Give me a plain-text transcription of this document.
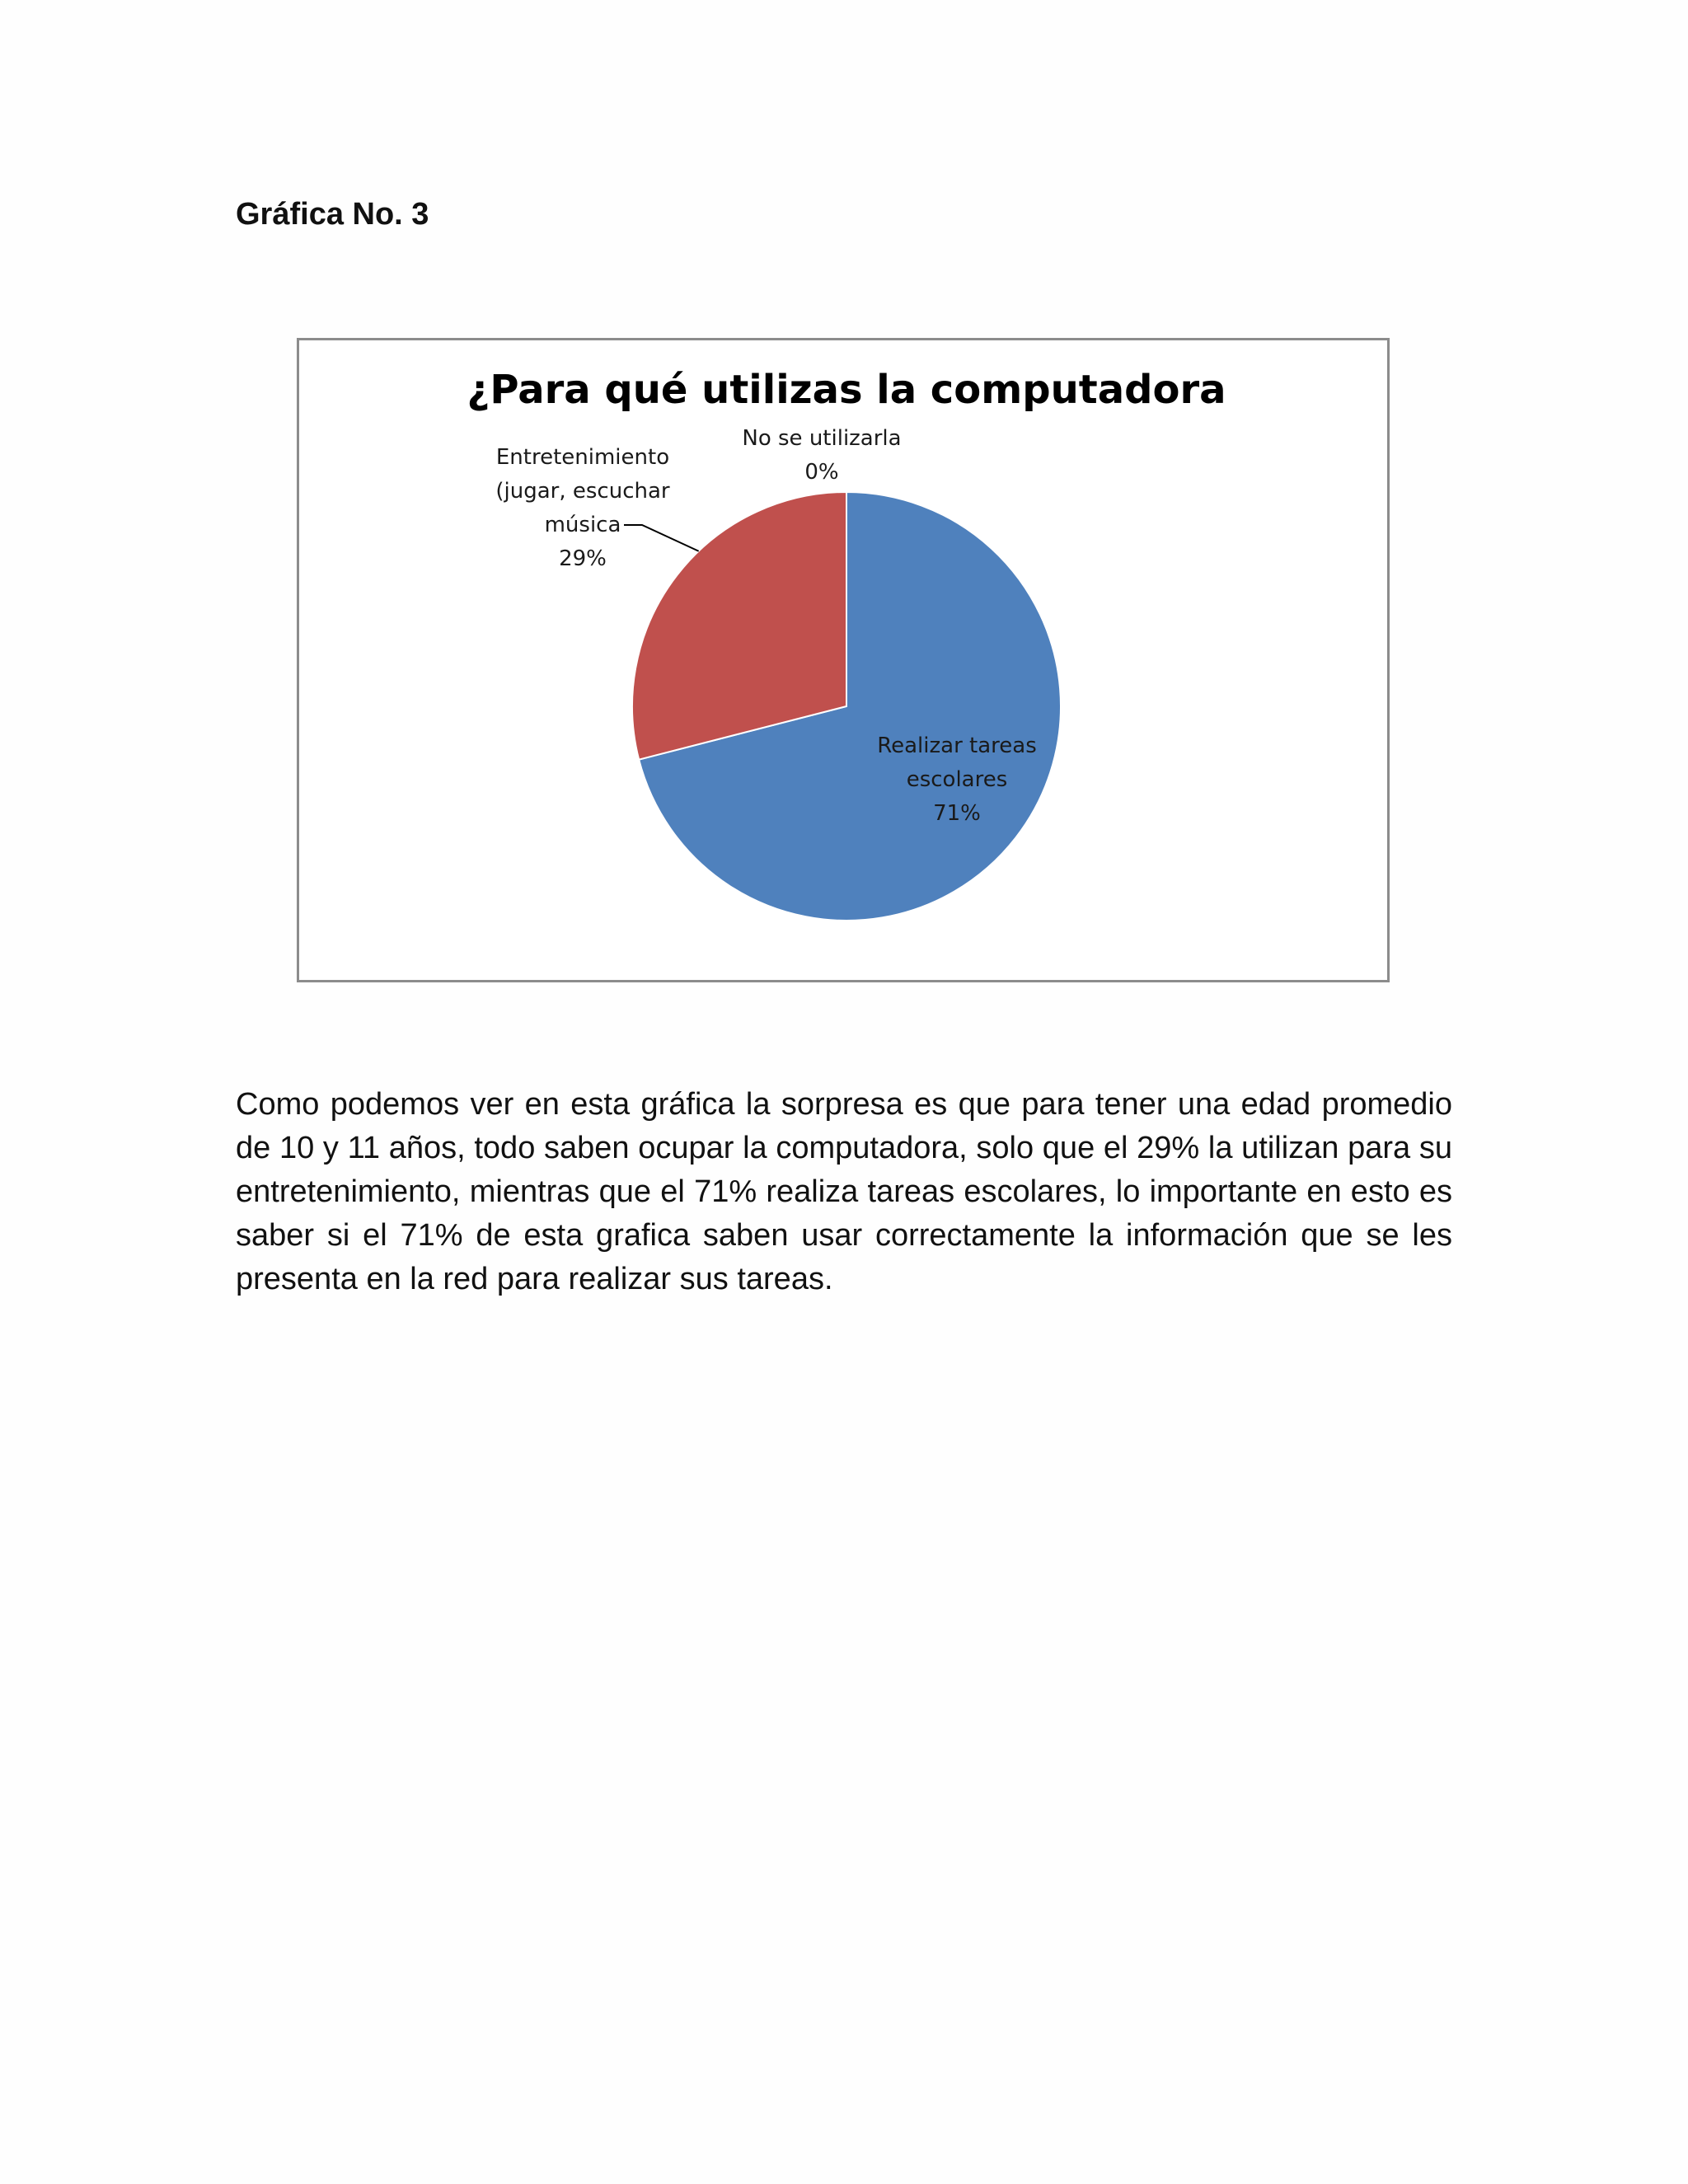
Gráfica No. 3
¿Para qué utilizas la computadora
Realizar tareas escolares 71%
Entretenimiento (jugar, escuchar música 29%
No se utilizarla 0%
Como podemos ver en esta gráfica la sorpresa es que para tener una edad promedio de 10 y 11 años, todo saben ocupar la computadora, solo que el 29% la utilizan para su entretenimiento, mientras que el 71% realiza tareas escolares, lo importante en esto es saber si el 71% de esta grafica saben usar correctamente la información que se les presenta en la red para realizar sus tareas.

============

THE PROBLEM – Repeat each entry exactly as given; no pictures belong in the copy.

WRITTEN ANSWER –
Give me a plain-text transcription of this document.
Gráfica No. 3
¿Para qué utilizas la computadora
Realizar tareas escolares 71%
Entretenimiento (jugar, escuchar música 29%
No se utilizarla 0%
Como podemos ver en esta gráfica la sorpresa es que para tener una edad promedio de 10 y 11 años, todo saben ocupar la computadora, solo que el 29% la utilizan para su entretenimiento, mientras que el 71% realiza tareas escolares, lo importante en esto es saber si el 71% de esta grafica saben usar correctamente la información que se les presenta en la red para realizar sus tareas.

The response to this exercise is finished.